Extract provided »
Please contact Coursera staff as described here.

Here it is July 2024, I absolutely agree with all the previous comment dating back 3 years about the excessive difficulty and confusion surrounding this lab, and it still hasn’t been addressed by the maintainers of this course. This lab assignment is virtually impossible to complete solely from the information given in the lectures or the explanations in the notebook. The tutorial on tensorflow.org is the only way to start to grasp what the hey is going on in this lab and how to complete it and though I have successfully managed the first six exercises, with a fair bit of trial and error, I still feel quite clued out. There needs to be more explanation of how all this code fits together. I feel like I needed to have completed a somewhat advanced course in python OOP and a thorough course in Tensorflow before really understanding what is going on here. All other assignments in this specialization have been fine, if at times fairly challenging. This one is just over the top. It could be fixed with more explanation in the notebook I think but this hasn’t happened yet despite the numerous comments.

Set problem 1 »
In the forum comment about the lab assignment, what does the writer call the only way to start to grasp what is going on in the lab?
Set problem 2 »
Extend the forum comment about the lab assignment, picking up right after its final sentence.

Element boundary records »
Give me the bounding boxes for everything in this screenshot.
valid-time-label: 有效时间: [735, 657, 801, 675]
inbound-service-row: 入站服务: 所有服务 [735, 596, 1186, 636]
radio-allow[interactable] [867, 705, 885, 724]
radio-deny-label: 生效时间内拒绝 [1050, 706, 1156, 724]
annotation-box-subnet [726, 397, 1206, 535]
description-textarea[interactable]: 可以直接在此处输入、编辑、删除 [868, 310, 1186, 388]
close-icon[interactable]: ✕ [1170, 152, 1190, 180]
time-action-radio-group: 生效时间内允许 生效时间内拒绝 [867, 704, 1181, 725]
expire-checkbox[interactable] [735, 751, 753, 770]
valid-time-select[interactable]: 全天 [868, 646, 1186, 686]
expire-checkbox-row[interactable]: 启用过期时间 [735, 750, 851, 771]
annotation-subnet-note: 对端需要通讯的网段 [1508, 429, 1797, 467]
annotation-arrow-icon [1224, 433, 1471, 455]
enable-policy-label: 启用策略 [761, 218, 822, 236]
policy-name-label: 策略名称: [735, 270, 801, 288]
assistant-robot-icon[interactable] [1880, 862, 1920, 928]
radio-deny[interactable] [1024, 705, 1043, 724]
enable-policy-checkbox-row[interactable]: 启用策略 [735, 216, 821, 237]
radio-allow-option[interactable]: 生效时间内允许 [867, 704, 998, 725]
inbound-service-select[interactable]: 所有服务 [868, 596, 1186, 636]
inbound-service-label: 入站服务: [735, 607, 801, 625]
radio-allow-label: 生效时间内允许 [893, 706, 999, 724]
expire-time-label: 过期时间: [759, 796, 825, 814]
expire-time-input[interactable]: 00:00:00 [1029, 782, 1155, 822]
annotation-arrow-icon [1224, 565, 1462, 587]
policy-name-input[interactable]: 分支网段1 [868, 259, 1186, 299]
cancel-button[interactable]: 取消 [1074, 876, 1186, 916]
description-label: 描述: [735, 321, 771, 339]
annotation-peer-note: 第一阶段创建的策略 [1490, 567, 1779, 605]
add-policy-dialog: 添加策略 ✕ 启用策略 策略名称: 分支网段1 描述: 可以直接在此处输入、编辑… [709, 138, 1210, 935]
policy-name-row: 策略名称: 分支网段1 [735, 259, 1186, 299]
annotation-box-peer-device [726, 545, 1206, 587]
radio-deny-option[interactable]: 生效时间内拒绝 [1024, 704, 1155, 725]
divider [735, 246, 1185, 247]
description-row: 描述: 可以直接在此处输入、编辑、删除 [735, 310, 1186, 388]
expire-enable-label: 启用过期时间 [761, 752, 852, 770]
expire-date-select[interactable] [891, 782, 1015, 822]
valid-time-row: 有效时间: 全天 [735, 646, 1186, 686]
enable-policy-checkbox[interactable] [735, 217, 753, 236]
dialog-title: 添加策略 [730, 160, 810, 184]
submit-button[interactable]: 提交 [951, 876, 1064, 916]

Response 1 »
The tutorial on tensorflow.org.

Response 2 »
1 Like

I understand the issue you are discussing. I do not speak for DLAI, I’m just a community volunteer.

What has changed in the last three years is that there were two additional ungraded labs added to this week of the course, to provide additional examples. They are listed in the syllabus just after the lab assignment.

1 Like

I am having trouble with my class EncoderLayer in this assignment. I can’t see where I have made a mistake ,I think I have followed all the instructions correctly, I have added print statements and my outputs from each layer seem to have the correct dimensions. The only error I get is ‘Wrong values when training=True’ , there is no other indication of where the issue is.